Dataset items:
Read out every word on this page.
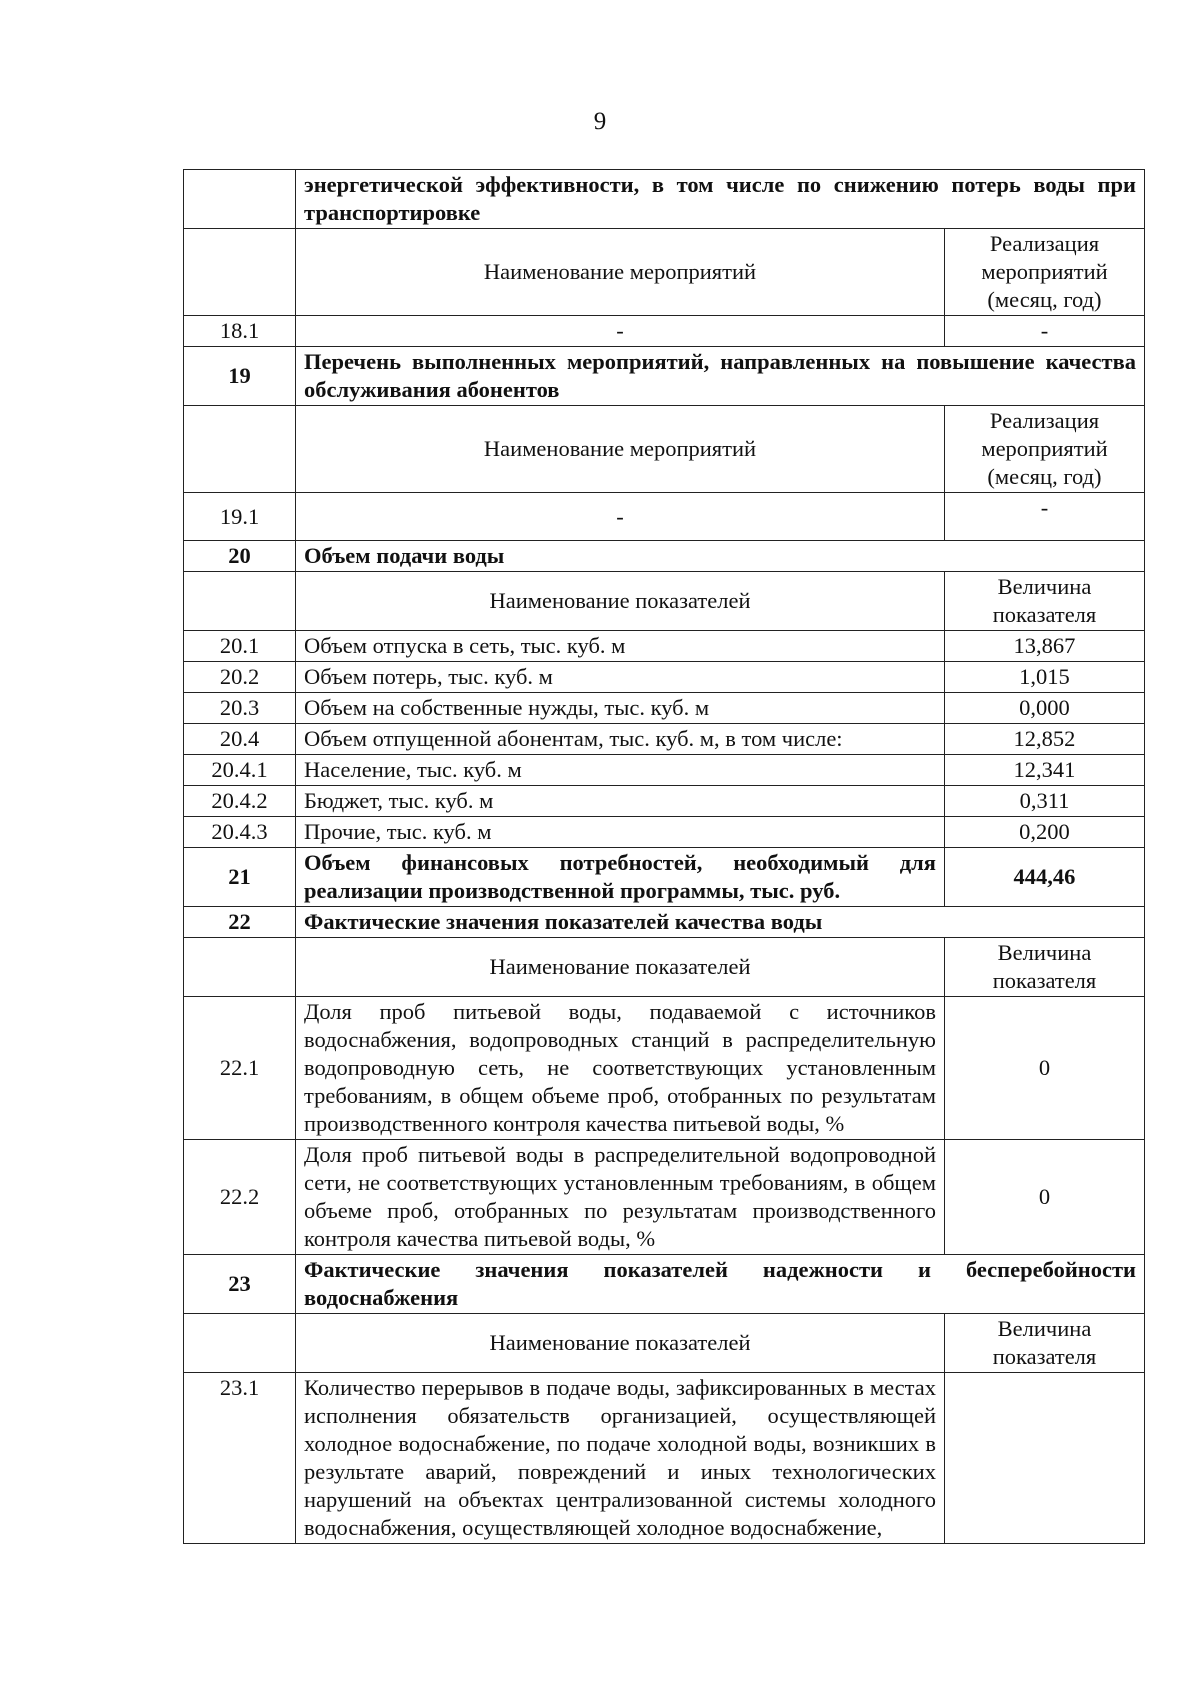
9
	энергетической эффективности, в том числе по снижению потерь воды при транспортировке	
	Наименование мероприятий	Реализация мероприятий (месяц, год)
18.1	-	-
19	Перечень выполненных мероприятий, направленных на повышение качества обслуживания абонентов	
	Наименование мероприятий	Реализация мероприятий (месяц, год)
19.1	-	-
20	Объем подачи воды	
	Наименование показателей	Величина показателя
20.1	Объем отпуска в сеть, тыс. куб. м	13,867
20.2	Объем потерь, тыс. куб. м	1,015
20.3	Объем на собственные нужды, тыс. куб. м	0,000
20.4	Объем отпущенной абонентам, тыс. куб. м, в том числе:	12,852
20.4.1	Население, тыс. куб. м	12,341
20.4.2	Бюджет, тыс. куб. м	0,311
20.4.3	Прочие, тыс. куб. м	0,200
21	Объем финансовых потребностей, необходимый для реализации производственной программы, тыс. руб.	444,46
22	Фактические значения показателей качества воды	
	Наименование показателей	Величина показателя
22.1	Доля проб питьевой воды, подаваемой с источников водоснабжения, водопроводных станций в распределительную водопроводную сеть, не соответствующих установленным требованиям, в общем объеме проб, отобранных по результатам производственного контроля качества питьевой воды, %	0
22.2	Доля проб питьевой воды в распределительной водопроводной сети, не соответствующих установленным требованиям, в общем объеме проб, отобранных по результатам производственного контроля качества питьевой воды, %	0
23	Фактические значения показателей надежности и бесперебойности водоснабжения	
	Наименование показателей	Величина показателя
23.1	Количество перерывов в подаче воды, зафиксированных в местах исполнения обязательств организацией, осуществляющей холодное водоснабжение, по подаче холодной воды, возникших в результате аварий, повреждений и иных технологических нарушений на объектах централизованной системы холодного водоснабжения, осуществляющей холодное водоснабжение,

### STATED TASK
Without the pictures, write out every entry precisely as it appears.

### SOLUTION TO THIS EXERCISE
Read out every word on this page.
9
	энергетической эффективности, в том числе по снижению потерь воды при транспортировке	
	Наименование мероприятий	Реализация мероприятий (месяц, год)
18.1	-	-
19	Перечень выполненных мероприятий, направленных на повышение качества обслуживания абонентов	
	Наименование мероприятий	Реализация мероприятий (месяц, год)
19.1	-	-
20	Объем подачи воды	
	Наименование показателей	Величина показателя
20.1	Объем отпуска в сеть, тыс. куб. м	13,867
20.2	Объем потерь, тыс. куб. м	1,015
20.3	Объем на собственные нужды, тыс. куб. м	0,000
20.4	Объем отпущенной абонентам, тыс. куб. м, в том числе:	12,852
20.4.1	Население, тыс. куб. м	12,341
20.4.2	Бюджет, тыс. куб. м	0,311
20.4.3	Прочие, тыс. куб. м	0,200
21	Объем финансовых потребностей, необходимый для реализации производственной программы, тыс. руб.	444,46
22	Фактические значения показателей качества воды	
	Наименование показателей	Величина показателя
22.1	Доля проб питьевой воды, подаваемой с источников водоснабжения, водопроводных станций в распределительную водопроводную сеть, не соответствующих установленным требованиям, в общем объеме проб, отобранных по результатам производственного контроля качества питьевой воды, %	0
22.2	Доля проб питьевой воды в распределительной водопроводной сети, не соответствующих установленным требованиям, в общем объеме проб, отобранных по результатам производственного контроля качества питьевой воды, %	0
23	Фактические значения показателей надежности и бесперебойности водоснабжения	
	Наименование показателей	Величина показателя
23.1	Количество перерывов в подаче воды, зафиксированных в местах исполнения обязательств организацией, осуществляющей холодное водоснабжение, по подаче холодной воды, возникших в результате аварий, повреждений и иных технологических нарушений на объектах централизованной системы холодного водоснабжения, осуществляющей холодное водоснабжение,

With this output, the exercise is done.